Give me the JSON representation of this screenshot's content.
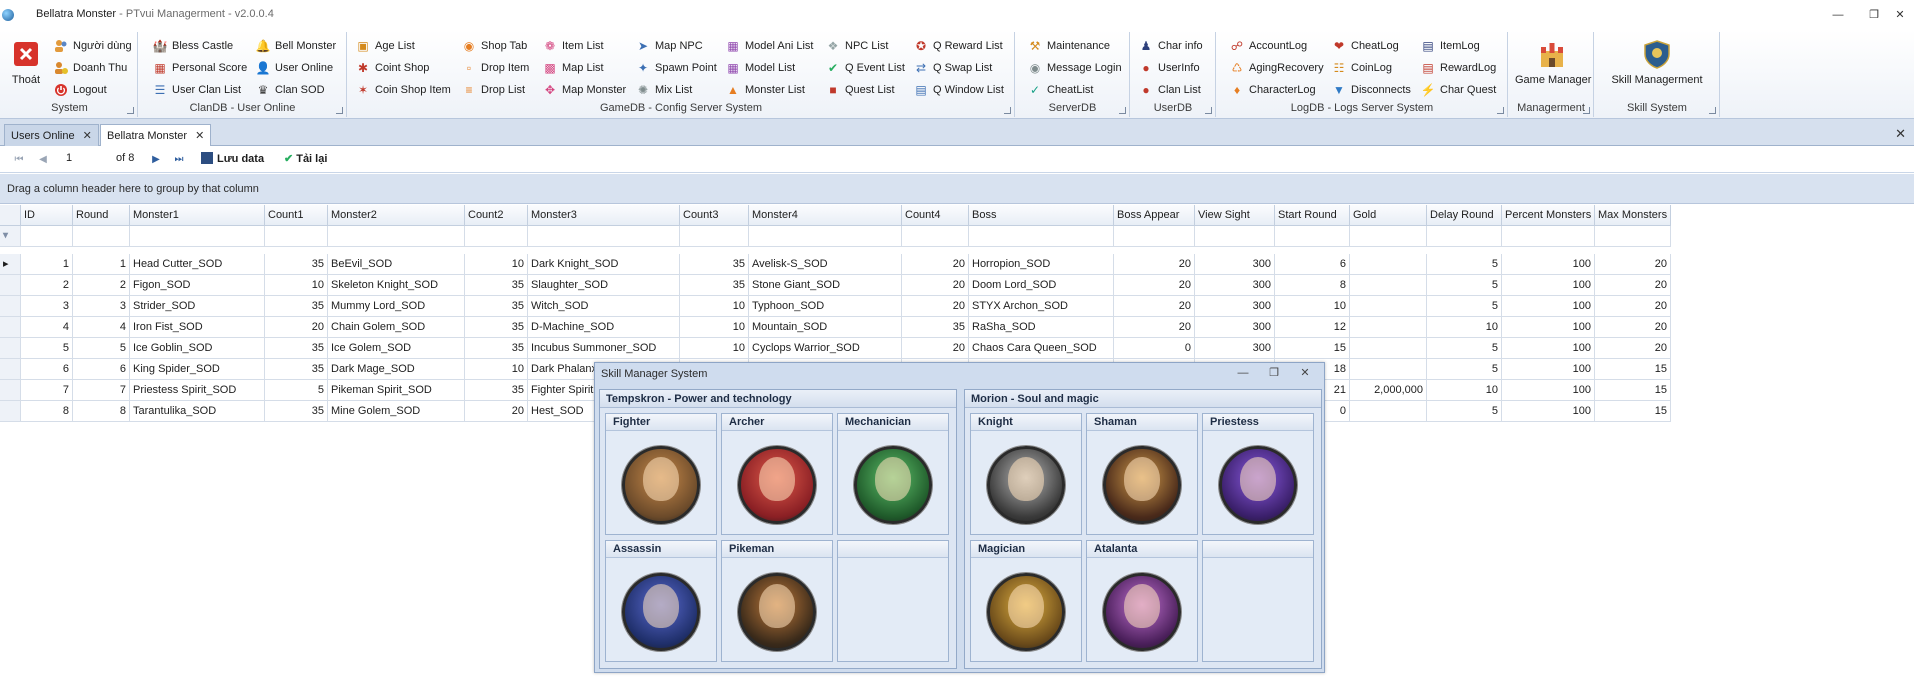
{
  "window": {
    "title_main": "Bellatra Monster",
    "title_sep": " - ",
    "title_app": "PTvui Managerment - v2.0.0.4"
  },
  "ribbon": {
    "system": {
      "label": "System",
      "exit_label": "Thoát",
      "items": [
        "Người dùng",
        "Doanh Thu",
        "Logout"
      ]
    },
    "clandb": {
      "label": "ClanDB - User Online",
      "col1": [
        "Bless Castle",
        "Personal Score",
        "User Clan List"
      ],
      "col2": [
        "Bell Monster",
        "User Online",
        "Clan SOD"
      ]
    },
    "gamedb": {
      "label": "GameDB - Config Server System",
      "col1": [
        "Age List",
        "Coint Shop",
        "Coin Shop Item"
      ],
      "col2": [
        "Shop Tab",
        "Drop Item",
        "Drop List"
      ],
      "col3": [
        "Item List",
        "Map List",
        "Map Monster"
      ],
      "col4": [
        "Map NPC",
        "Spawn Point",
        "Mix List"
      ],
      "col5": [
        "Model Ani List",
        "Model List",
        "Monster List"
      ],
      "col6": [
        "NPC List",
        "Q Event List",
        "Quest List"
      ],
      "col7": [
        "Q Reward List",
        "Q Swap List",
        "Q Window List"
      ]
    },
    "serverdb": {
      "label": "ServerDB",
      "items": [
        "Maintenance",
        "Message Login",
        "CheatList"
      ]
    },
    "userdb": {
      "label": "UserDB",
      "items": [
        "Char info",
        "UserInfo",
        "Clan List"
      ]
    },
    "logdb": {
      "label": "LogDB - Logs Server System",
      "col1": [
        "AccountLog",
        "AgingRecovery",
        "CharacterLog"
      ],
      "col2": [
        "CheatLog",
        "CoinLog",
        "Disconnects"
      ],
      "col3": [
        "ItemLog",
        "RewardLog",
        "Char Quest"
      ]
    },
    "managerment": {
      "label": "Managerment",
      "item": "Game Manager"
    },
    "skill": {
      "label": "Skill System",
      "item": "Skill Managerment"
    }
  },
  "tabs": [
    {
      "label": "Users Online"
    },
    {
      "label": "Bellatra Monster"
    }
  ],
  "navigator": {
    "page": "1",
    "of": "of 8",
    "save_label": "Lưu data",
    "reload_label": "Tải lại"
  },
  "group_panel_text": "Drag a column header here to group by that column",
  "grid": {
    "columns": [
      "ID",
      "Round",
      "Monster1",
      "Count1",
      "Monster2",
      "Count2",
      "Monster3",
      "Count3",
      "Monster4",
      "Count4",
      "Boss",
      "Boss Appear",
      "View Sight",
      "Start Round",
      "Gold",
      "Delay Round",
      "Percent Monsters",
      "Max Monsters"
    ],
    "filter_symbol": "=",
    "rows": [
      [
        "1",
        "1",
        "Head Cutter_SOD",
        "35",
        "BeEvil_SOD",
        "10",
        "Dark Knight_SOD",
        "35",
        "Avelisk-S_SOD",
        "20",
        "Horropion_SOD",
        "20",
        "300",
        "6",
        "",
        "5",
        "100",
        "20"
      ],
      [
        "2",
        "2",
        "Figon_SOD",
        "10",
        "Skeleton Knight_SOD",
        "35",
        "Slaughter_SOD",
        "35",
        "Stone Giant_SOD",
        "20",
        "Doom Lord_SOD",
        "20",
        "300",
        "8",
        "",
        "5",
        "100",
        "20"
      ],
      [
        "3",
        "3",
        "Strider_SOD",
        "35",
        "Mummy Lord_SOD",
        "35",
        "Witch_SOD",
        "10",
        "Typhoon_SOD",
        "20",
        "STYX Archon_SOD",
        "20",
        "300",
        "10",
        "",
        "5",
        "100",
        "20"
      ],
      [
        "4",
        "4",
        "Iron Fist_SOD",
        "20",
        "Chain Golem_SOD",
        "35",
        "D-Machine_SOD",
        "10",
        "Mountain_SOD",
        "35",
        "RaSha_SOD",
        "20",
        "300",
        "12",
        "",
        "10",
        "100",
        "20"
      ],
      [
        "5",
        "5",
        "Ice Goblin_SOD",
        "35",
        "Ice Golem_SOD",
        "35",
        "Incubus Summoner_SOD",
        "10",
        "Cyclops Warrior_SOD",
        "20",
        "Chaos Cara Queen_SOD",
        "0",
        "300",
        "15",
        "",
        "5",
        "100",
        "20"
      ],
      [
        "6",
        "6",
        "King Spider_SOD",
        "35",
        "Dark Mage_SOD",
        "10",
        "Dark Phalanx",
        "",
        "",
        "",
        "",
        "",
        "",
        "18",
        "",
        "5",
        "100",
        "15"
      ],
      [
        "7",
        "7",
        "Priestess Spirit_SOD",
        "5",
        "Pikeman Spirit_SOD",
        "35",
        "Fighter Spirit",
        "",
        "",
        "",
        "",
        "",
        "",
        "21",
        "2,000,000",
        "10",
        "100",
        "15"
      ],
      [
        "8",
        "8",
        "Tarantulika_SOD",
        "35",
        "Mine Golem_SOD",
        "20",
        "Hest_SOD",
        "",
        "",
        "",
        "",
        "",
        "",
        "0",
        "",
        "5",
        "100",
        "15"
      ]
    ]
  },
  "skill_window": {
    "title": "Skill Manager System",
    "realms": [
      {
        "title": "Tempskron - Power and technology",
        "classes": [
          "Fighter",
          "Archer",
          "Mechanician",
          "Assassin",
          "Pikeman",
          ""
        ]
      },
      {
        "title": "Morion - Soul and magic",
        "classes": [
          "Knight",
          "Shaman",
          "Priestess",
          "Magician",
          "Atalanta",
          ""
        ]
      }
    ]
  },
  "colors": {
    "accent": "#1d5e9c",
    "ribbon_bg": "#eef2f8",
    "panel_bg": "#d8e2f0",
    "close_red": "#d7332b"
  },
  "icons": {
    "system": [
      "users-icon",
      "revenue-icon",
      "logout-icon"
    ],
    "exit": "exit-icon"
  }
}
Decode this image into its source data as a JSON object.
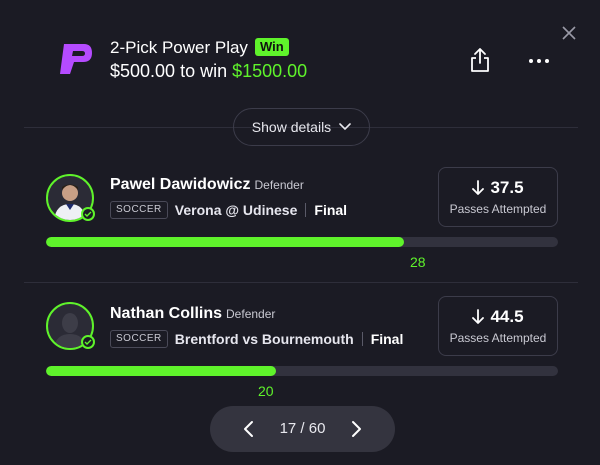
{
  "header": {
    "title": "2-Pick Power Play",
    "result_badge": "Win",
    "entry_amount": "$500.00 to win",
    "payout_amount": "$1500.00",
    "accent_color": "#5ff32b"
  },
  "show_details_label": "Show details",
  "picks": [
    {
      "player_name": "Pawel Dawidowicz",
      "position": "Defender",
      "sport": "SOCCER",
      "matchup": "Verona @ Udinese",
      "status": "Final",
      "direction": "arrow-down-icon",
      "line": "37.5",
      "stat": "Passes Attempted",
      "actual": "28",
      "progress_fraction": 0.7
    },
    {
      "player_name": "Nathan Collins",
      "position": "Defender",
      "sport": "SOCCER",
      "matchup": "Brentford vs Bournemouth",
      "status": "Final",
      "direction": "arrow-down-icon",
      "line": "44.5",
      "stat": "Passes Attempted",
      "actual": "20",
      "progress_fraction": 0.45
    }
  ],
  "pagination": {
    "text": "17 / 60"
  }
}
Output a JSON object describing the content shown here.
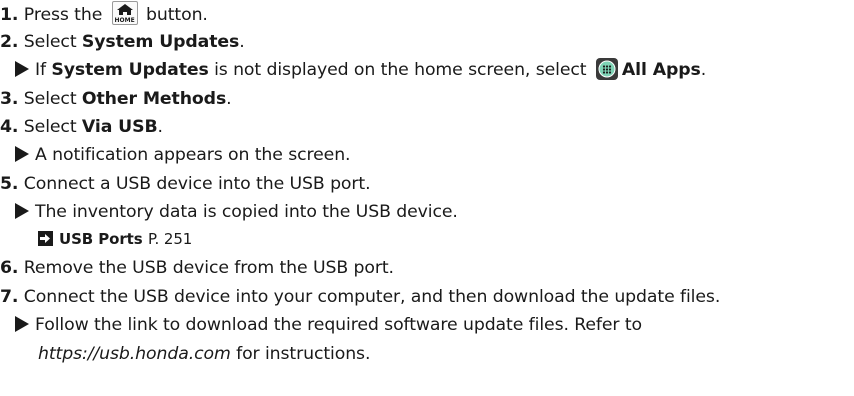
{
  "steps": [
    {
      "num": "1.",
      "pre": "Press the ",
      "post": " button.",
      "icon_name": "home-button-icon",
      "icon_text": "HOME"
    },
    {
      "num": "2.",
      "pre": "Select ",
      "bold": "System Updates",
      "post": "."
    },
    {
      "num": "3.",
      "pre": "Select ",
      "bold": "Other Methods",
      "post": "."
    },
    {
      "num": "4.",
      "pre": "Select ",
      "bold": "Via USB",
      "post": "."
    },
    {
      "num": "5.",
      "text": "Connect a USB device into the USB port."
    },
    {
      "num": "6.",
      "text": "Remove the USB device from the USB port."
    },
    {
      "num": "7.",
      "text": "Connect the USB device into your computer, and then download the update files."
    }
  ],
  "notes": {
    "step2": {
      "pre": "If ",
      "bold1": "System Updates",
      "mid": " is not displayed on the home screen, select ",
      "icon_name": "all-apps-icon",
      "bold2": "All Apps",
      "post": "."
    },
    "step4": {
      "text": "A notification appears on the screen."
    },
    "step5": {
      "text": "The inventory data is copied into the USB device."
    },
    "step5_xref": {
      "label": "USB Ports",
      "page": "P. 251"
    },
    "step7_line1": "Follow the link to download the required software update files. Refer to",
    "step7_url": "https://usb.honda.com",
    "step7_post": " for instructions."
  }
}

• • • • • • •

Problem details = Where a line of the data holds "Power", show that line.

Result of this task =
        "title": "Tempskron - Power and technology",
    "title": "2-Pick Power Play",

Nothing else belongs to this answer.